→ Listing
-.-.-

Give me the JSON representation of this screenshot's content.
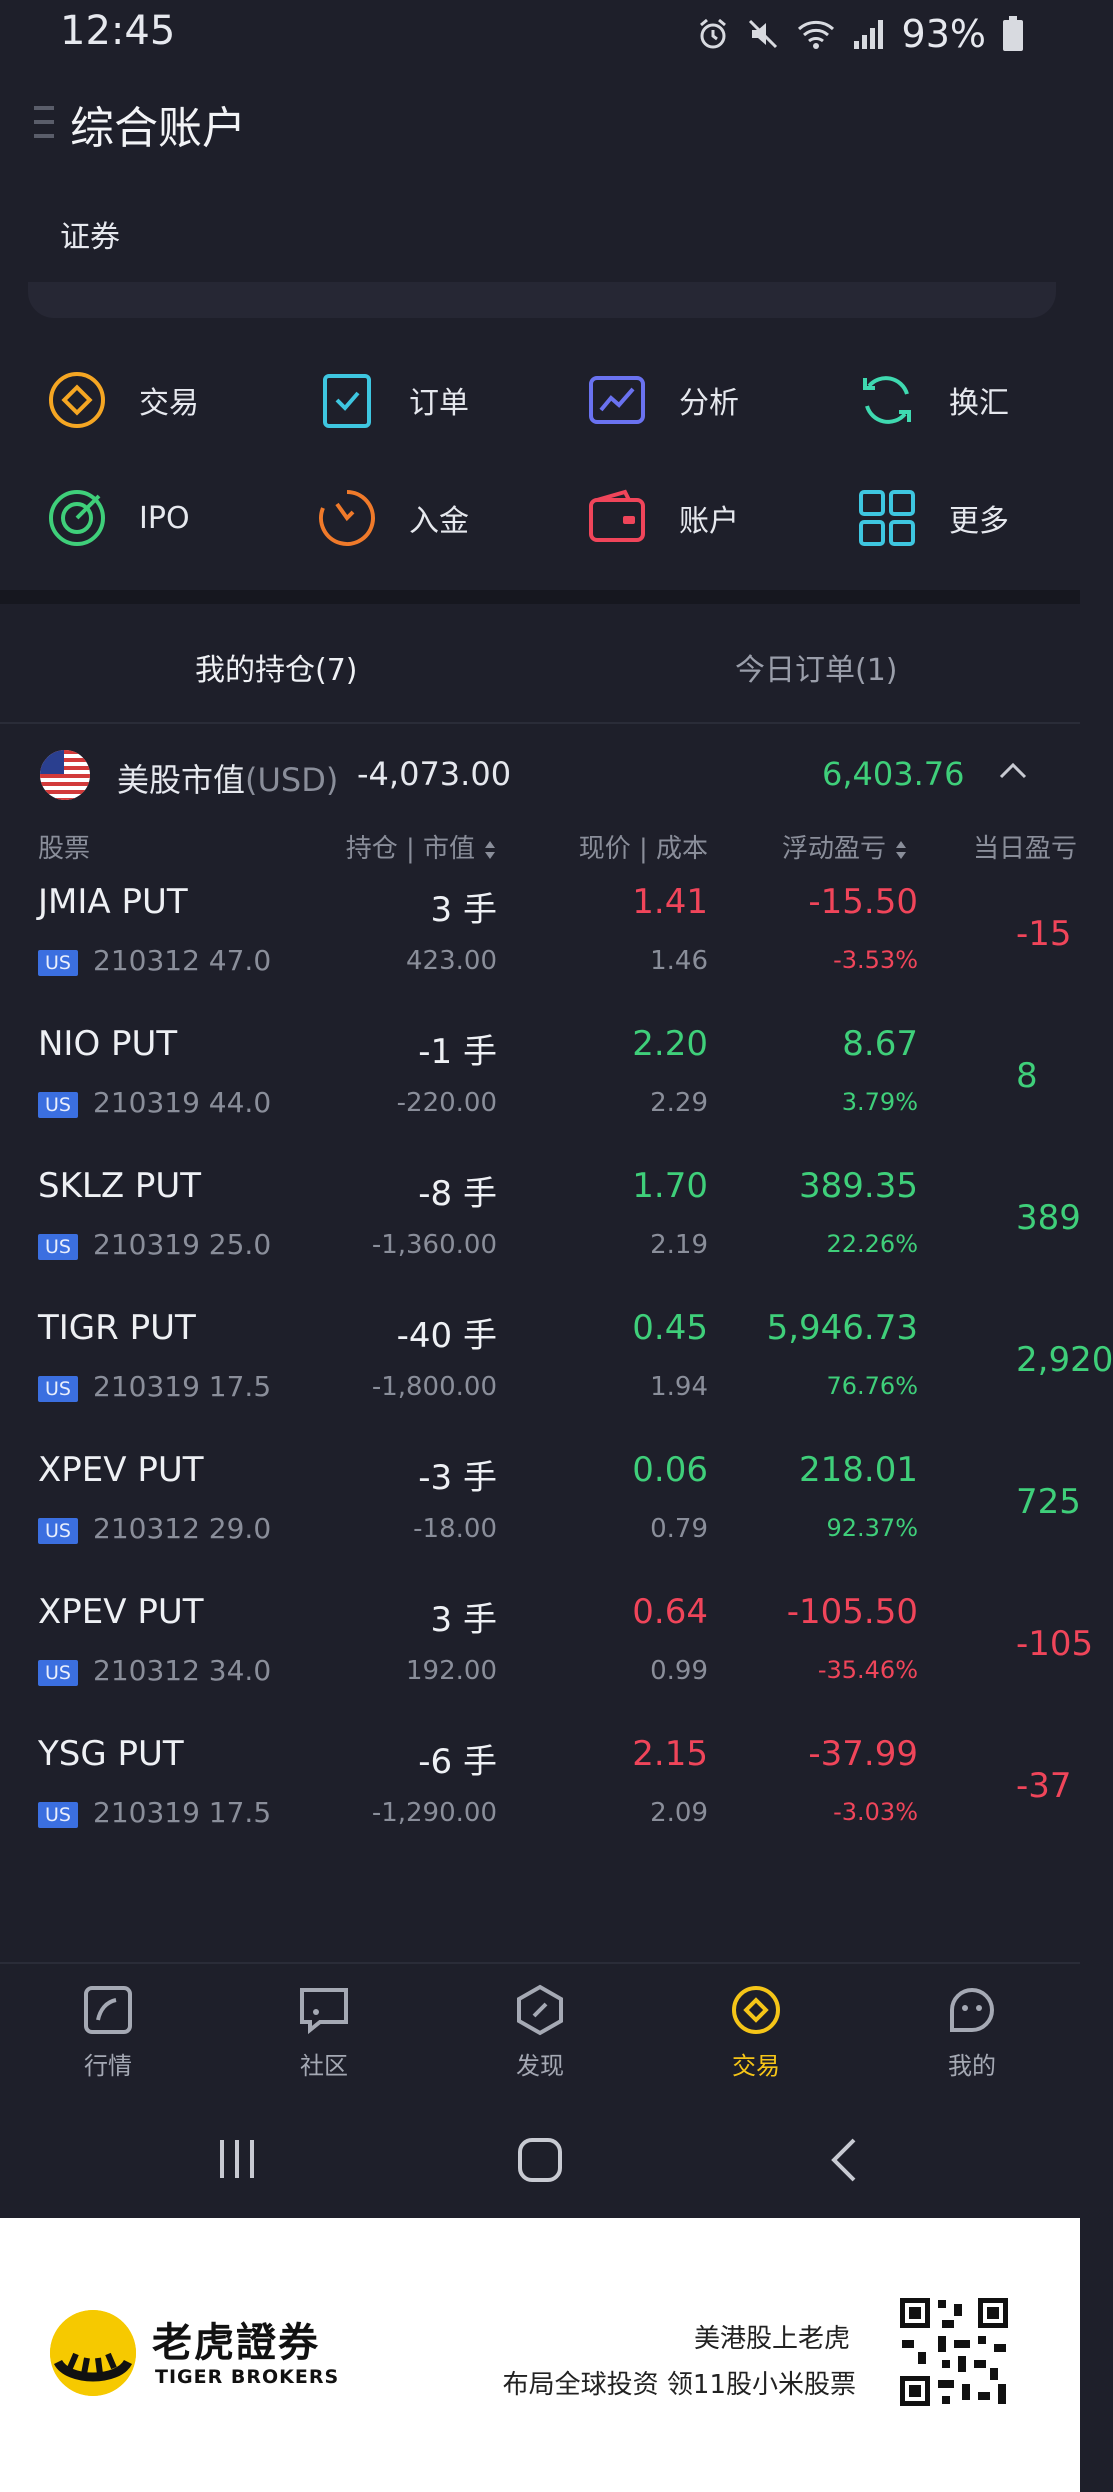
{
  "status_bar": {
    "time": "12:45",
    "battery": "93%"
  },
  "header": {
    "title": "综合账户",
    "tab": "证券"
  },
  "actions": [
    {
      "label": "交易",
      "icon": "trade-icon",
      "color": "#f5a623"
    },
    {
      "label": "订单",
      "icon": "order-icon",
      "color": "#3ec6e0"
    },
    {
      "label": "分析",
      "icon": "analysis-icon",
      "color": "#6a72f0"
    },
    {
      "label": "换汇",
      "icon": "exchange-icon",
      "color": "#3fd9b0"
    },
    {
      "label": "IPO",
      "icon": "ipo-icon",
      "color": "#3fcf7a"
    },
    {
      "label": "入金",
      "icon": "deposit-icon",
      "color": "#f07a2a"
    },
    {
      "label": "账户",
      "icon": "account-icon",
      "color": "#f0455a"
    },
    {
      "label": "更多",
      "icon": "more-icon",
      "color": "#3ec6e0"
    }
  ],
  "holdings_tabs": {
    "positions": "我的持仓(7)",
    "orders": "今日订单(1)"
  },
  "market": {
    "label": "美股市值",
    "currency": "(USD)",
    "value": "-4,073.00",
    "pnl": "6,403.76"
  },
  "columns": {
    "stock": "股票",
    "position": "持仓 | 市值",
    "price": "现价 | 成本",
    "floating_pnl": "浮动盈亏",
    "today_pnl": "当日盈亏"
  },
  "positions": [
    {
      "symbol": "JMIA PUT",
      "badge": "US",
      "contract": "210312 47.0",
      "qty": "3 手",
      "market_value": "423.00",
      "price": "1.41",
      "cost": "1.46",
      "pnl": "-15.50",
      "pnl_pct": "-3.53%",
      "today": "-15",
      "dir": "down"
    },
    {
      "symbol": "NIO PUT",
      "badge": "US",
      "contract": "210319 44.0",
      "qty": "-1 手",
      "market_value": "-220.00",
      "price": "2.20",
      "cost": "2.29",
      "pnl": "8.67",
      "pnl_pct": "3.79%",
      "today": "8",
      "dir": "up"
    },
    {
      "symbol": "SKLZ PUT",
      "badge": "US",
      "contract": "210319 25.0",
      "qty": "-8 手",
      "market_value": "-1,360.00",
      "price": "1.70",
      "cost": "2.19",
      "pnl": "389.35",
      "pnl_pct": "22.26%",
      "today": "389",
      "dir": "up"
    },
    {
      "symbol": "TIGR PUT",
      "badge": "US",
      "contract": "210319 17.5",
      "qty": "-40 手",
      "market_value": "-1,800.00",
      "price": "0.45",
      "cost": "1.94",
      "pnl": "5,946.73",
      "pnl_pct": "76.76%",
      "today": "2,920",
      "dir": "up"
    },
    {
      "symbol": "XPEV PUT",
      "badge": "US",
      "contract": "210312 29.0",
      "qty": "-3 手",
      "market_value": "-18.00",
      "price": "0.06",
      "cost": "0.79",
      "pnl": "218.01",
      "pnl_pct": "92.37%",
      "today": "725",
      "dir": "up"
    },
    {
      "symbol": "XPEV PUT",
      "badge": "US",
      "contract": "210312 34.0",
      "qty": "3 手",
      "market_value": "192.00",
      "price": "0.64",
      "cost": "0.99",
      "pnl": "-105.50",
      "pnl_pct": "-35.46%",
      "today": "-105",
      "dir": "down"
    },
    {
      "symbol": "YSG PUT",
      "badge": "US",
      "contract": "210319 17.5",
      "qty": "-6 手",
      "market_value": "-1,290.00",
      "price": "2.15",
      "cost": "2.09",
      "pnl": "-37.99",
      "pnl_pct": "-3.03%",
      "today": "-37",
      "dir": "down"
    }
  ],
  "bottom_nav": [
    {
      "label": "行情",
      "icon": "quotes-icon"
    },
    {
      "label": "社区",
      "icon": "community-icon"
    },
    {
      "label": "发现",
      "icon": "discover-icon"
    },
    {
      "label": "交易",
      "icon": "trade-nav-icon",
      "active": true
    },
    {
      "label": "我的",
      "icon": "profile-icon"
    }
  ],
  "banner": {
    "brand_cn": "老虎證券",
    "brand_en": "TIGER BROKERS",
    "slogan_line1": "美港股上老虎",
    "slogan_line2": "布局全球投资 领11股小米股票"
  }
}
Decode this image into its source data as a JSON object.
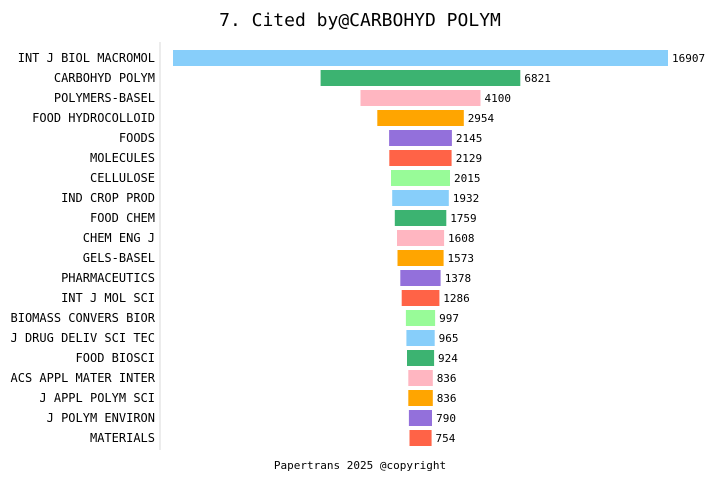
{
  "chart_data": {
    "type": "bar",
    "orientation": "horizontal-funnel",
    "title": "7. Cited by@CARBOHYD POLYM",
    "categories": [
      "INT J BIOL MACROMOL",
      "CARBOHYD POLYM",
      "POLYMERS-BASEL",
      "FOOD HYDROCOLLOID",
      "FOODS",
      "MOLECULES",
      "CELLULOSE",
      "IND CROP PROD",
      "FOOD CHEM",
      "CHEM ENG J",
      "GELS-BASEL",
      "PHARMACEUTICS",
      "INT J MOL SCI",
      "BIOMASS CONVERS BIOR",
      "J DRUG DELIV SCI TEC",
      "FOOD BIOSCI",
      "ACS APPL MATER INTER",
      "J APPL POLYM SCI",
      "J POLYM ENVIRON",
      "MATERIALS"
    ],
    "values": [
      16907,
      6821,
      4100,
      2954,
      2145,
      2129,
      2015,
      1932,
      1759,
      1608,
      1573,
      1378,
      1286,
      997,
      965,
      924,
      836,
      836,
      790,
      754
    ],
    "colors": [
      "#87CEFA",
      "#3CB371",
      "#FFB6C1",
      "#FFA500",
      "#9370DB",
      "#FF6347",
      "#98FB98"
    ],
    "grid": false,
    "legend": "none"
  },
  "footer": "Papertrans 2025 @copyright"
}
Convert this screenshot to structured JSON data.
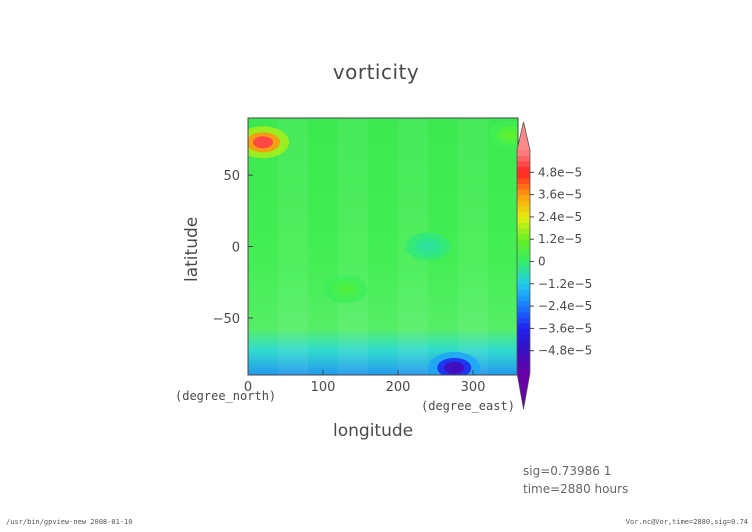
{
  "chart_data": {
    "type": "heatmap",
    "title": "vorticity",
    "xlabel": "longitude",
    "ylabel": "latitude",
    "x_unit": "(degree_east)",
    "y_unit": "(degree_north)",
    "xlim": [
      0,
      360
    ],
    "ylim": [
      -90,
      90
    ],
    "x_ticks": [
      0,
      100,
      200,
      300
    ],
    "x_tick_labels": [
      "0",
      "100",
      "200",
      "300"
    ],
    "y_ticks": [
      -50,
      0,
      50
    ],
    "y_tick_labels": [
      "−50",
      "0",
      "50"
    ],
    "colorbar": {
      "min": -6e-05,
      "max": 6e-05,
      "tick_values": [
        4.8e-05,
        3.6e-05,
        2.4e-05,
        1.2e-05,
        0,
        -1.2e-05,
        -2.4e-05,
        -3.6e-05,
        -4.8e-05
      ],
      "tick_labels": [
        "4.8e−5",
        "3.6e−5",
        "2.4e−5",
        "1.2e−5",
        "0",
        "−1.2e−5",
        "−2.4e−5",
        "−3.6e−5",
        "−4.8e−5"
      ],
      "extend": "both"
    },
    "features": [
      {
        "lon": 20,
        "lat": 73,
        "value": 5.2e-05
      },
      {
        "lon": 350,
        "lat": 78,
        "value": 1e-05
      },
      {
        "lon": 275,
        "lat": -85,
        "value": -5e-05
      },
      {
        "lon": 130,
        "lat": -30,
        "value": 7e-06
      },
      {
        "lon": 240,
        "lat": 0,
        "value": -5e-06
      }
    ]
  },
  "annotations": {
    "sig": "sig=0.73986  1",
    "time": "time=2880  hours"
  },
  "footer": {
    "left": "/usr/bin/gpview-new  2008-01-10",
    "right": "Vor.nc@Vor,time=2880,sig=0.74"
  }
}
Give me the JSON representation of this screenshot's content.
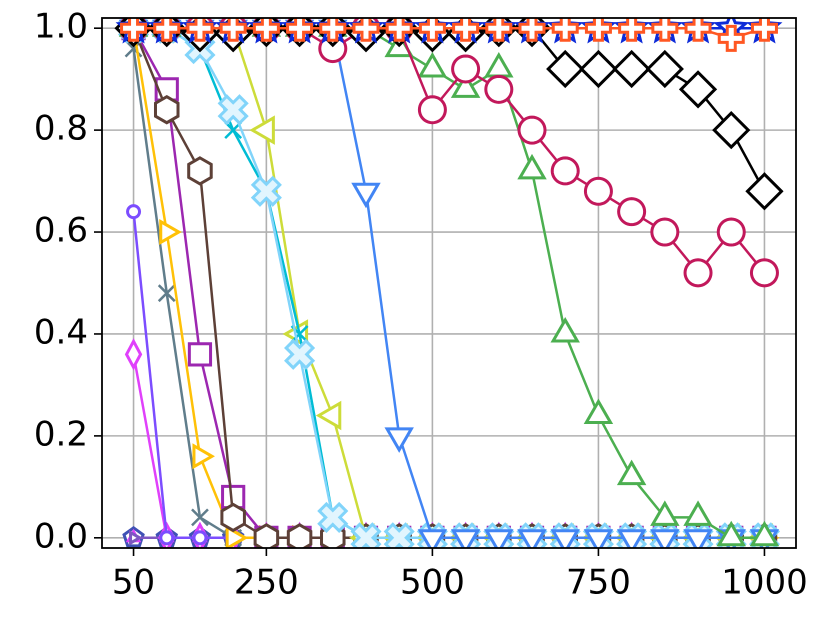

-.-.-

Return only the number of lines in the data above that include the word "title".

→ Solution to the exercise
3